> **Problem details**: Write out every line of the records below without changing a word, and leave the pictures out.

> **Dataset**:
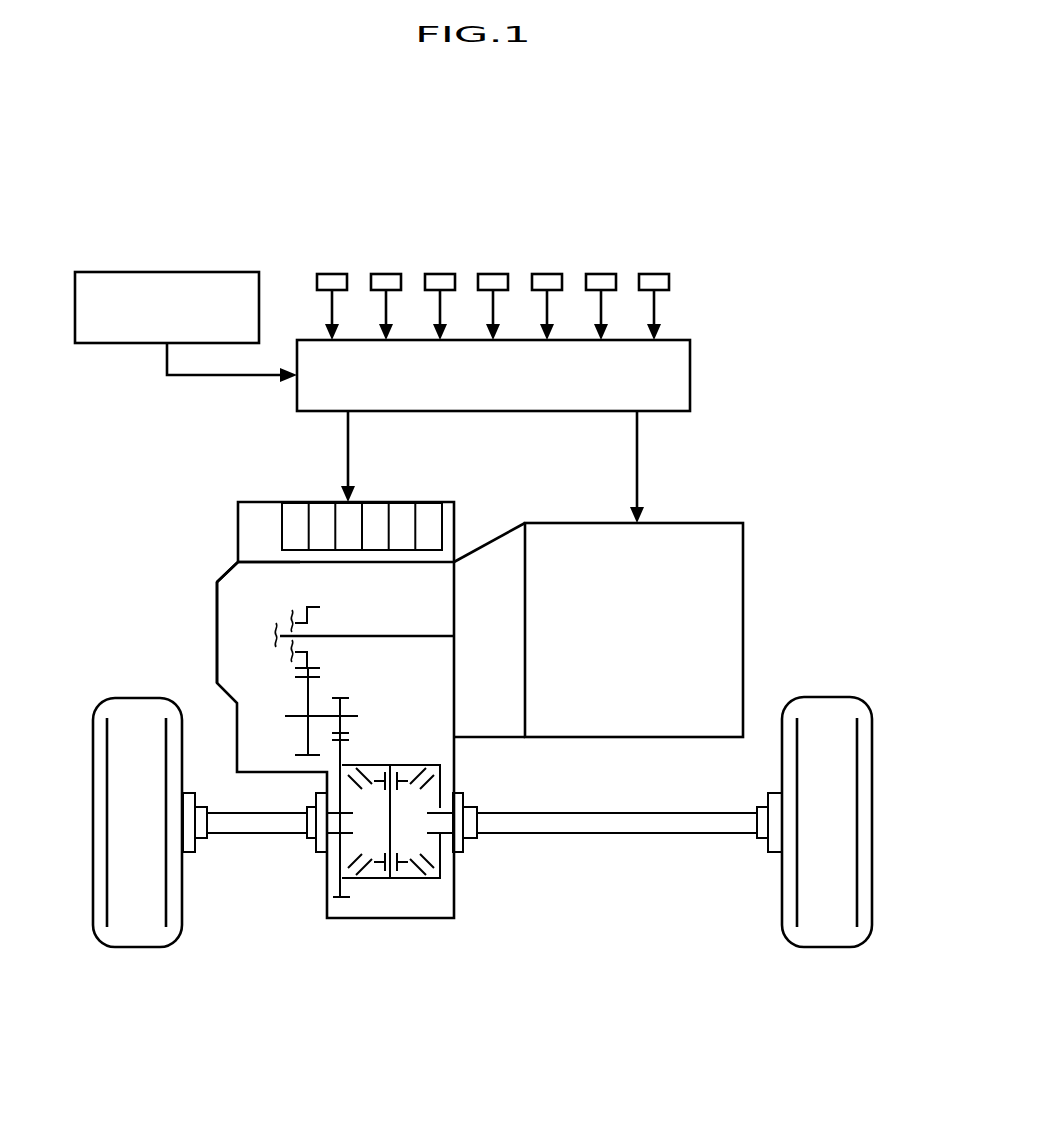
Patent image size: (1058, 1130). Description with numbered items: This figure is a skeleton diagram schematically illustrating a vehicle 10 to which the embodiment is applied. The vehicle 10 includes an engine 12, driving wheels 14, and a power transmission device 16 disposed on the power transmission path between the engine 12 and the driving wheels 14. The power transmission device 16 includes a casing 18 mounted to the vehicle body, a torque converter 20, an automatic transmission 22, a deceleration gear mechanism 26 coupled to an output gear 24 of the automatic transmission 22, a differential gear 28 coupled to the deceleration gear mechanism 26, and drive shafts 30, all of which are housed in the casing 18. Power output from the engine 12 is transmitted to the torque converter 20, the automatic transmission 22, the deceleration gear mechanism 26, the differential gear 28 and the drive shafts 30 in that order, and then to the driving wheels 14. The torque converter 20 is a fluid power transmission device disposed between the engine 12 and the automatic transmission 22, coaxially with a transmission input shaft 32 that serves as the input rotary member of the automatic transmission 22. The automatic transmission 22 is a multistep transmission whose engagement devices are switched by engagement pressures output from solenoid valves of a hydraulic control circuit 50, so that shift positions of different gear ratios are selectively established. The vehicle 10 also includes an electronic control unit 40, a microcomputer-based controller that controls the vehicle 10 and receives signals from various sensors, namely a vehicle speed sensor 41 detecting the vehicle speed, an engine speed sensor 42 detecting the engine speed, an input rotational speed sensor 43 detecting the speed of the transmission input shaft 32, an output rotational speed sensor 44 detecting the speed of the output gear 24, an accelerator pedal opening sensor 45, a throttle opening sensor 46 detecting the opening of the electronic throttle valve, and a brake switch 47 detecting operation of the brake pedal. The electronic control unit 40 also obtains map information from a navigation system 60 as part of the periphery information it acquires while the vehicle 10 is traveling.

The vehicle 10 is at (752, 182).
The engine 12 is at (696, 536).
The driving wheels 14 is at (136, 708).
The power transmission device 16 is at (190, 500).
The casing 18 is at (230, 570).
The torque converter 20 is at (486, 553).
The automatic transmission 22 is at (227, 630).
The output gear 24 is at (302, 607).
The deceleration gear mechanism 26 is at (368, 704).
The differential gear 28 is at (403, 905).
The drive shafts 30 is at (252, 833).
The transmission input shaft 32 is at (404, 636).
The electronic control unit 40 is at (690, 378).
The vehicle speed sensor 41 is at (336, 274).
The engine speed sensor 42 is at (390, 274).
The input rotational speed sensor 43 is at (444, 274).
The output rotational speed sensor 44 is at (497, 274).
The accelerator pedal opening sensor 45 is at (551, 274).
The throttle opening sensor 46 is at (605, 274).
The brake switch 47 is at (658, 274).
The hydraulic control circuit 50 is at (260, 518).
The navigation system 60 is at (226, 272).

> **Written answer**:
Patent image size: (1058, 1130). Description with numbered items: This figure is a skeleton diagram schematically illustrating a vehicle 10 to which the embodiment is applied. The vehicle 10 includes an engine 12, driving wheels 14, and a power transmission device 16 disposed on the power transmission path between the engine 12 and the driving wheels 14. The power transmission device 16 includes a casing 18 mounted to the vehicle body, a torque converter 20, an automatic transmission 22, a deceleration gear mechanism 26 coupled to an output gear 24 of the automatic transmission 22, a differential gear 28 coupled to the deceleration gear mechanism 26, and drive shafts 30, all of which are housed in the casing 18. Power output from the engine 12 is transmitted to the torque converter 20, the automatic transmission 22, the deceleration gear mechanism 26, the differential gear 28 and the drive shafts 30 in that order, and then to the driving wheels 14. The torque converter 20 is a fluid power transmission device disposed between the engine 12 and the automatic transmission 22, coaxially with a transmission input shaft 32 that serves as the input rotary member of the automatic transmission 22. The automatic transmission 22 is a multistep transmission whose engagement devices are switched by engagement pressures output from solenoid valves of a hydraulic control circuit 50, so that shift positions of different gear ratios are selectively established. The vehicle 10 also includes an electronic control unit 40, a microcomputer-based controller that controls the vehicle 10 and receives signals from various sensors, namely a vehicle speed sensor 41 detecting the vehicle speed, an engine speed sensor 42 detecting the engine speed, an input rotational speed sensor 43 detecting the speed of the transmission input shaft 32, an output rotational speed sensor 44 detecting the speed of the output gear 24, an accelerator pedal opening sensor 45, a throttle opening sensor 46 detecting the opening of the electronic throttle valve, and a brake switch 47 detecting operation of the brake pedal. The electronic control unit 40 also obtains map information from a navigation system 60 as part of the periphery information it acquires while the vehicle 10 is traveling.

The vehicle 10 is at (752, 182).
The engine 12 is at (696, 536).
The driving wheels 14 is at (136, 708).
The power transmission device 16 is at (190, 500).
The casing 18 is at (230, 570).
The torque converter 20 is at (486, 553).
The automatic transmission 22 is at (227, 630).
The output gear 24 is at (302, 607).
The deceleration gear mechanism 26 is at (368, 704).
The differential gear 28 is at (403, 905).
The drive shafts 30 is at (252, 833).
The transmission input shaft 32 is at (404, 636).
The electronic control unit 40 is at (690, 378).
The vehicle speed sensor 41 is at (336, 274).
The engine speed sensor 42 is at (390, 274).
The input rotational speed sensor 43 is at (444, 274).
The output rotational speed sensor 44 is at (497, 274).
The accelerator pedal opening sensor 45 is at (551, 274).
The throttle opening sensor 46 is at (605, 274).
The brake switch 47 is at (658, 274).
The hydraulic control circuit 50 is at (260, 518).
The navigation system 60 is at (226, 272).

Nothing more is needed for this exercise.